* _The problem_: Restate every line below word for word, but drop each picture.

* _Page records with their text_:
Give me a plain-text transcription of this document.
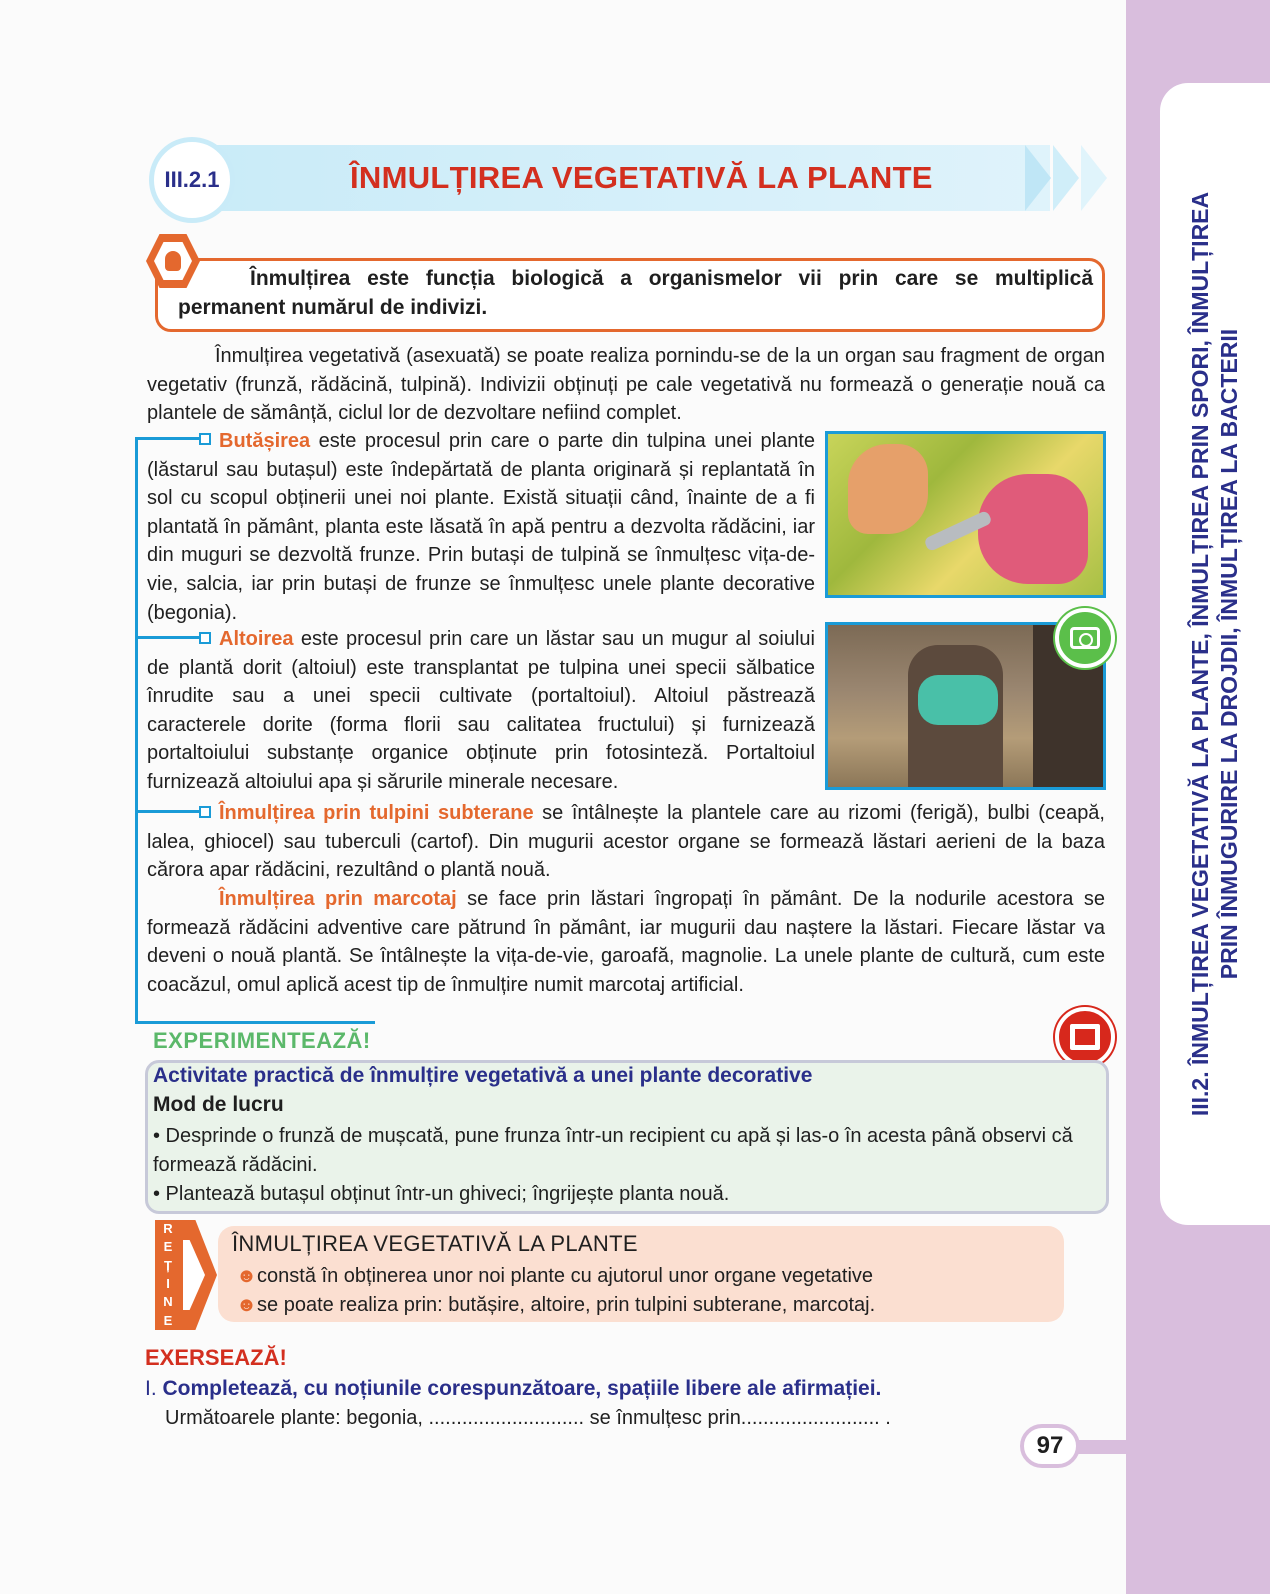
III.2. ÎNMULȚIREA VEGETATIVĂ LA PLANTE, ÎNMULȚIREA PRIN SPORI, ÎNMULȚIREA PRIN ÎNMUGURIRE LA DROJDII, ÎNMULȚIREA LA BACTERII
III.2.1	ÎNMULȚIREA VEGETATIVĂ LA PLANTE
Înmulțirea este funcția biologică a organismelor vii prin care se multiplică permanent numărul de indivizi.
Înmulțirea vegetativă (asexuată) se poate realiza pornindu-se de la un organ sau fragment de organ vegetativ (frunză, rădăcină, tulpină). Indivizii obținuți pe cale vegetativă nu formează o generație nouă ca plantele de sămânță, ciclul lor de dezvoltare nefiind complet.
Butășirea este procesul prin care o parte din tulpina unei plante (lăstarul sau butașul) este îndepărtată de planta originară și replantată în sol cu scopul obținerii unei noi plante. Există situații când, înainte de a fi plantată în pământ, planta este lăsată în apă pentru a dezvolta rădăcini, iar din muguri se dezvoltă frunze. Prin butași de tulpină se înmulțesc vița-de-vie, salcia, iar prin butași de frunze se înmulțesc unele plante decorative (begonia).
Altoirea este procesul prin care un lăstar sau un mugur al soiului de plantă dorit (altoiul) este transplantat pe tulpina unei specii sălbatice înrudite sau a unei specii cultivate (portaltoiul). Altoiul păstrează caracterele dorite (forma florii sau calitatea fructului) și furnizează portaltoiului substanțe organice obținute prin fotosinteză. Portaltoiul furnizează altoiului apa și sărurile minerale necesare.
Înmulțirea prin tulpini subterane se întâlnește la plantele care au rizomi (ferigă), bulbi (ceapă, lalea, ghiocel) sau tuberculi (cartof). Din mugurii acestor organe se formează lăstari aerieni de la baza cărora apar rădăcini, rezultând o plantă nouă.
Înmulțirea prin marcotaj se face prin lăstari îngropați în pământ. De la nodurile acestora se formează rădăcini adventive care pătrund în pământ, iar mugurii dau naștere la lăstari. Fiecare lăstar va deveni o nouă plantă. Se întâlnește la vița-de-vie, garoafă, magnolie. La unele plante de cultură, cum este coacăzul, omul aplică acest tip de înmulțire numit marcotaj artificial.
EXPERIMENTEAZĂ!
Activitate practică de înmulțire vegetativă a unei plante decorative
Mod de lucru
• Desprinde o frunză de mușcată, pune frunza într-un recipient cu apă și las-o în acesta până observi că formează rădăcini.
• Plantează butașul obținut într-un ghiveci; îngrijește planta nouă.
R
E
Ț
I
N
E
ÎNMULȚIREA VEGETATIVĂ LA PLANTE
☻constă în obținerea unor noi plante cu ajutorul unor organe vegetative
☻se poate realiza prin: butășire, altoire, prin tulpini subterane, marcotaj.
EXERSEAZĂ!
I. Completează, cu noțiunile corespunzătoare, spațiile libere ale afirmației.
Următoarele plante: begonia, ............................ se înmulțesc prin......................... .
97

* _Task result_:
Give me a plain-text transcription of this document.
III.2. ÎNMULȚIREA VEGETATIVĂ LA PLANTE, ÎNMULȚIREA PRIN SPORI, ÎNMULȚIREA PRIN ÎNMUGURIRE LA DROJDII, ÎNMULȚIREA LA BACTERII
III.2.1	ÎNMULȚIREA VEGETATIVĂ LA PLANTE
Înmulțirea este funcția biologică a organismelor vii prin care se multiplică permanent numărul de indivizi.
Înmulțirea vegetativă (asexuată) se poate realiza pornindu-se de la un organ sau fragment de organ vegetativ (frunză, rădăcină, tulpină). Indivizii obținuți pe cale vegetativă nu formează o generație nouă ca plantele de sămânță, ciclul lor de dezvoltare nefiind complet.
Butășirea este procesul prin care o parte din tulpina unei plante (lăstarul sau butașul) este îndepărtată de planta originară și replantată în sol cu scopul obținerii unei noi plante. Există situații când, înainte de a fi plantată în pământ, planta este lăsată în apă pentru a dezvolta rădăcini, iar din muguri se dezvoltă frunze. Prin butași de tulpină se înmulțesc vița-de-vie, salcia, iar prin butași de frunze se înmulțesc unele plante decorative (begonia).
Altoirea este procesul prin care un lăstar sau un mugur al soiului de plantă dorit (altoiul) este transplantat pe tulpina unei specii sălbatice înrudite sau a unei specii cultivate (portaltoiul). Altoiul păstrează caracterele dorite (forma florii sau calitatea fructului) și furnizează portaltoiului substanțe organice obținute prin fotosinteză. Portaltoiul furnizează altoiului apa și sărurile minerale necesare.
Înmulțirea prin tulpini subterane se întâlnește la plantele care au rizomi (ferigă), bulbi (ceapă, lalea, ghiocel) sau tuberculi (cartof). Din mugurii acestor organe se formează lăstari aerieni de la baza cărora apar rădăcini, rezultând o plantă nouă.
Înmulțirea prin marcotaj se face prin lăstari îngropați în pământ. De la nodurile acestora se formează rădăcini adventive care pătrund în pământ, iar mugurii dau naștere la lăstari. Fiecare lăstar va deveni o nouă plantă. Se întâlnește la vița-de-vie, garoafă, magnolie. La unele plante de cultură, cum este coacăzul, omul aplică acest tip de înmulțire numit marcotaj artificial.
EXPERIMENTEAZĂ!
Activitate practică de înmulțire vegetativă a unei plante decorative
Mod de lucru
• Desprinde o frunză de mușcată, pune frunza într-un recipient cu apă și las-o în acesta până observi că formează rădăcini.
• Plantează butașul obținut într-un ghiveci; îngrijește planta nouă.
R
E
Ț
I
N
E
ÎNMULȚIREA VEGETATIVĂ LA PLANTE
☻constă în obținerea unor noi plante cu ajutorul unor organe vegetative
☻se poate realiza prin: butășire, altoire, prin tulpini subterane, marcotaj.
EXERSEAZĂ!
I. Completează, cu noțiunile corespunzătoare, spațiile libere ale afirmației.
Următoarele plante: begonia, ............................ se înmulțesc prin......................... .
97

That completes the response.